Every line of the material that follows must be printed again exactly.

— Start of Given entries —

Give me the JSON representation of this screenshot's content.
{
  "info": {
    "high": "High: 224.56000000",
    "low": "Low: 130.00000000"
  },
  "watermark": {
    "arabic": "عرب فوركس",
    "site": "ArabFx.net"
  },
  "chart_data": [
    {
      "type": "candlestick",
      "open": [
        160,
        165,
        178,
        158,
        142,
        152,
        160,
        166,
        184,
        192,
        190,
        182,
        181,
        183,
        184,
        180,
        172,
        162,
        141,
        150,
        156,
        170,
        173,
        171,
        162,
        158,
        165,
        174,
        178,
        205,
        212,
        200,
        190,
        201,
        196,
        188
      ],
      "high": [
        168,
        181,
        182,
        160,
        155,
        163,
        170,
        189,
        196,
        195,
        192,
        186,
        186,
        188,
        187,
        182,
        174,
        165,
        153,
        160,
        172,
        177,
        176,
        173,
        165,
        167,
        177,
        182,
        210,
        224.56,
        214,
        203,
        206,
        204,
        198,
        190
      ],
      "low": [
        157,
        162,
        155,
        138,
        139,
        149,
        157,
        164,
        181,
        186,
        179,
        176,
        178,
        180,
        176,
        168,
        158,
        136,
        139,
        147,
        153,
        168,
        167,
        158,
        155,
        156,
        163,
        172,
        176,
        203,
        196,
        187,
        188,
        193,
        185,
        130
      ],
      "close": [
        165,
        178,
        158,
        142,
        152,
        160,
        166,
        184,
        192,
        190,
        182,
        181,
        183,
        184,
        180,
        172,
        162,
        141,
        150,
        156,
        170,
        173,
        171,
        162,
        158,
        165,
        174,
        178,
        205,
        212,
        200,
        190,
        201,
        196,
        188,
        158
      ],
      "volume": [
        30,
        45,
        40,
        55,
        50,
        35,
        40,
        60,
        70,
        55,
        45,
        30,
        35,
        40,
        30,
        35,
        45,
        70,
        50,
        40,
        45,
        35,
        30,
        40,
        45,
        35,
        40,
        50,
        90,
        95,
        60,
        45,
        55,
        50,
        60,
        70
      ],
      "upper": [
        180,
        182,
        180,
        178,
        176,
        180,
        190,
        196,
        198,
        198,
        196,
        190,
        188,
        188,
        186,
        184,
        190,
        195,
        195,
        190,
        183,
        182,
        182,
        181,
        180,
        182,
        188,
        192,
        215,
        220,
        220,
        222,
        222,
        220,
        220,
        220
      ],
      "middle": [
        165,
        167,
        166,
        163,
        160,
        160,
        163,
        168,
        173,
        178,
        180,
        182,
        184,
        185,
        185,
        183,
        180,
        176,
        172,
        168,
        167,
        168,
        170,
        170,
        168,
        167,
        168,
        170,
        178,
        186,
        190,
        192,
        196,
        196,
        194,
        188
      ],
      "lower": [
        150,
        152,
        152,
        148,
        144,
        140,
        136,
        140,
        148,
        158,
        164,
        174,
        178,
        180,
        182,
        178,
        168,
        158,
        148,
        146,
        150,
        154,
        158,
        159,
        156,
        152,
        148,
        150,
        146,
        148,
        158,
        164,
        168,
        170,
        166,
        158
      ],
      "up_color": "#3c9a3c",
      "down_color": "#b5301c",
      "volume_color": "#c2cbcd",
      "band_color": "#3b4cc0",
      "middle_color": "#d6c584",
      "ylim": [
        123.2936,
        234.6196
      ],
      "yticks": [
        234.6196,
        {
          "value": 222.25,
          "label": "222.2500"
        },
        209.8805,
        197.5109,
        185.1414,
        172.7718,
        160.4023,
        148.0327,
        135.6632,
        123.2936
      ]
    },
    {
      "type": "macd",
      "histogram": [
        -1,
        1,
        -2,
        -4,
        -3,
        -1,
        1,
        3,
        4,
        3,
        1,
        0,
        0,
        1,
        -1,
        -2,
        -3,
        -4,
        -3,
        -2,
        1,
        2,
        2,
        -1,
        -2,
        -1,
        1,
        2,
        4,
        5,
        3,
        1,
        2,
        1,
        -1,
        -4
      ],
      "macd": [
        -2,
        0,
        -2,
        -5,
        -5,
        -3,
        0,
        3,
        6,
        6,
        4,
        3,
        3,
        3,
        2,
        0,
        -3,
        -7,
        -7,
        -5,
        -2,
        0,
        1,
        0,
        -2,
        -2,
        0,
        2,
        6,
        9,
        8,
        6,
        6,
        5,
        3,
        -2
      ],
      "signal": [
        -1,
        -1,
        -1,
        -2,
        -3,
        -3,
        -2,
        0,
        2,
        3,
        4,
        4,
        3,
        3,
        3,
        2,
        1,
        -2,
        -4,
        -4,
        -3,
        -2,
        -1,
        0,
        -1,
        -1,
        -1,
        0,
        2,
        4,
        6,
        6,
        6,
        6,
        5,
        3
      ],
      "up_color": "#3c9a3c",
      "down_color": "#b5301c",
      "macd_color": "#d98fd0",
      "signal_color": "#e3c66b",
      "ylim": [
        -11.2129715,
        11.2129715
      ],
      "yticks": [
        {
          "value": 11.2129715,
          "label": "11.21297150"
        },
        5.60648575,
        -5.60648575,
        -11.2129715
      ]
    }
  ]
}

— End of Given entries —

▶ **Finished task**
Give me the JSON representation of this screenshot's content.
{
  "info": {
    "high": "High: 224.56000000",
    "low": "Low: 130.00000000"
  },
  "watermark": {
    "arabic": "عرب فوركس",
    "site": "ArabFx.net"
  },
  "chart_data": [
    {
      "type": "candlestick",
      "open": [
        160,
        165,
        178,
        158,
        142,
        152,
        160,
        166,
        184,
        192,
        190,
        182,
        181,
        183,
        184,
        180,
        172,
        162,
        141,
        150,
        156,
        170,
        173,
        171,
        162,
        158,
        165,
        174,
        178,
        205,
        212,
        200,
        190,
        201,
        196,
        188
      ],
      "high": [
        168,
        181,
        182,
        160,
        155,
        163,
        170,
        189,
        196,
        195,
        192,
        186,
        186,
        188,
        187,
        182,
        174,
        165,
        153,
        160,
        172,
        177,
        176,
        173,
        165,
        167,
        177,
        182,
        210,
        224.56,
        214,
        203,
        206,
        204,
        198,
        190
      ],
      "low": [
        157,
        162,
        155,
        138,
        139,
        149,
        157,
        164,
        181,
        186,
        179,
        176,
        178,
        180,
        176,
        168,
        158,
        136,
        139,
        147,
        153,
        168,
        167,
        158,
        155,
        156,
        163,
        172,
        176,
        203,
        196,
        187,
        188,
        193,
        185,
        130
      ],
      "close": [
        165,
        178,
        158,
        142,
        152,
        160,
        166,
        184,
        192,
        190,
        182,
        181,
        183,
        184,
        180,
        172,
        162,
        141,
        150,
        156,
        170,
        173,
        171,
        162,
        158,
        165,
        174,
        178,
        205,
        212,
        200,
        190,
        201,
        196,
        188,
        158
      ],
      "volume": [
        30,
        45,
        40,
        55,
        50,
        35,
        40,
        60,
        70,
        55,
        45,
        30,
        35,
        40,
        30,
        35,
        45,
        70,
        50,
        40,
        45,
        35,
        30,
        40,
        45,
        35,
        40,
        50,
        90,
        95,
        60,
        45,
        55,
        50,
        60,
        70
      ],
      "upper": [
        180,
        182,
        180,
        178,
        176,
        180,
        190,
        196,
        198,
        198,
        196,
        190,
        188,
        188,
        186,
        184,
        190,
        195,
        195,
        190,
        183,
        182,
        182,
        181,
        180,
        182,
        188,
        192,
        215,
        220,
        220,
        222,
        222,
        220,
        220,
        220
      ],
      "middle": [
        165,
        167,
        166,
        163,
        160,
        160,
        163,
        168,
        173,
        178,
        180,
        182,
        184,
        185,
        185,
        183,
        180,
        176,
        172,
        168,
        167,
        168,
        170,
        170,
        168,
        167,
        168,
        170,
        178,
        186,
        190,
        192,
        196,
        196,
        194,
        188
      ],
      "lower": [
        150,
        152,
        152,
        148,
        144,
        140,
        136,
        140,
        148,
        158,
        164,
        174,
        178,
        180,
        182,
        178,
        168,
        158,
        148,
        146,
        150,
        154,
        158,
        159,
        156,
        152,
        148,
        150,
        146,
        148,
        158,
        164,
        168,
        170,
        166,
        158
      ],
      "up_color": "#3c9a3c",
      "down_color": "#b5301c",
      "volume_color": "#c2cbcd",
      "band_color": "#3b4cc0",
      "middle_color": "#d6c584",
      "ylim": [
        123.2936,
        234.6196
      ],
      "yticks": [
        234.6196,
        {
          "value": 222.25,
          "label": "222.2500"
        },
        209.8805,
        197.5109,
        185.1414,
        172.7718,
        160.4023,
        148.0327,
        135.6632,
        123.2936
      ]
    },
    {
      "type": "macd",
      "histogram": [
        -1,
        1,
        -2,
        -4,
        -3,
        -1,
        1,
        3,
        4,
        3,
        1,
        0,
        0,
        1,
        -1,
        -2,
        -3,
        -4,
        -3,
        -2,
        1,
        2,
        2,
        -1,
        -2,
        -1,
        1,
        2,
        4,
        5,
        3,
        1,
        2,
        1,
        -1,
        -4
      ],
      "macd": [
        -2,
        0,
        -2,
        -5,
        -5,
        -3,
        0,
        3,
        6,
        6,
        4,
        3,
        3,
        3,
        2,
        0,
        -3,
        -7,
        -7,
        -5,
        -2,
        0,
        1,
        0,
        -2,
        -2,
        0,
        2,
        6,
        9,
        8,
        6,
        6,
        5,
        3,
        -2
      ],
      "signal": [
        -1,
        -1,
        -1,
        -2,
        -3,
        -3,
        -2,
        0,
        2,
        3,
        4,
        4,
        3,
        3,
        3,
        2,
        1,
        -2,
        -4,
        -4,
        -3,
        -2,
        -1,
        0,
        -1,
        -1,
        -1,
        0,
        2,
        4,
        6,
        6,
        6,
        6,
        5,
        3
      ],
      "up_color": "#3c9a3c",
      "down_color": "#b5301c",
      "macd_color": "#d98fd0",
      "signal_color": "#e3c66b",
      "ylim": [
        -11.2129715,
        11.2129715
      ],
      "yticks": [
        {
          "value": 11.2129715,
          "label": "11.21297150"
        },
        5.60648575,
        -5.60648575,
        -11.2129715
      ]
    }
  ]
}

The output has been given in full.